> Task goal: Your task is to transcribe the records exactly, skipping every image.

> Dataset entries:
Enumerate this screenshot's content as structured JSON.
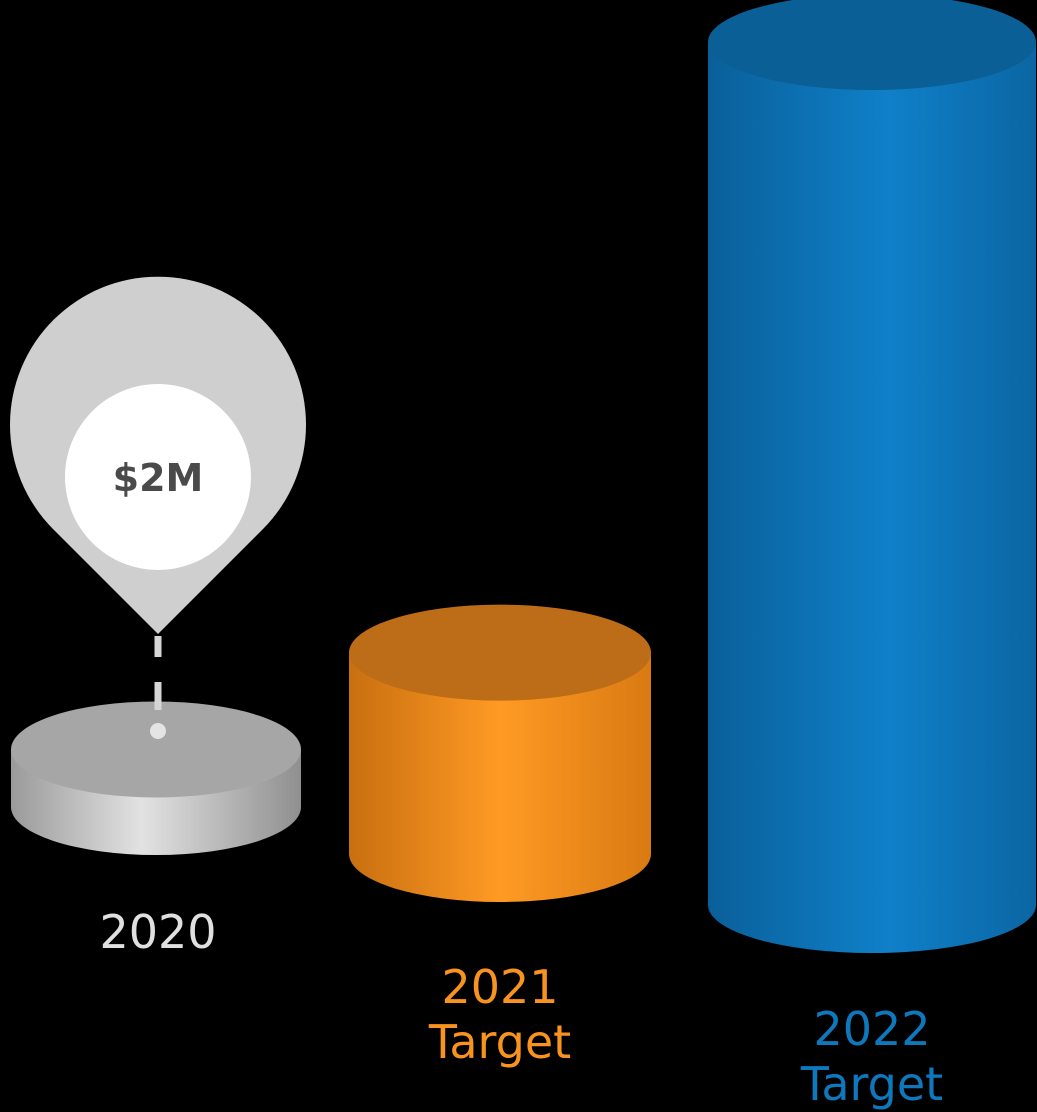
{
  "chart_data": {
    "type": "bar",
    "style": "3d-cylinder",
    "categories": [
      {
        "line1": "2020",
        "line2": "",
        "color": "#e0e0e0"
      },
      {
        "line1": "2021",
        "line2": "Target",
        "color": "#f7931e"
      },
      {
        "line1": "2022",
        "line2": "Target",
        "color": "#0e78bd"
      }
    ],
    "values": [
      2,
      7,
      30
    ],
    "unit": "$M",
    "annotation": {
      "category_index": 0,
      "label": "$2M"
    },
    "grid": false,
    "legend": "none"
  }
}
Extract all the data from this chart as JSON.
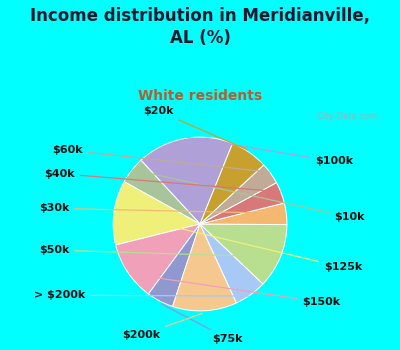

> Task result:
Enumerate this screenshot's content as structured JSON.
{
  "chart_data": {
    "type": "bar",
    "style": "3d-cylinder",
    "categories": [
      {
        "line1": "2020",
        "line2": "",
        "color": "#e0e0e0"
      },
      {
        "line1": "2021",
        "line2": "Target",
        "color": "#f7931e"
      },
      {
        "line1": "2022",
        "line2": "Target",
        "color": "#0e78bd"
      }
    ],
    "values": [
      2,
      7,
      30
    ],
    "unit": "$M",
    "annotation": {
      "category_index": 0,
      "label": "$2M"
    },
    "grid": false,
    "legend": "none"
  }
}
Extract all the data from this chart as JSON.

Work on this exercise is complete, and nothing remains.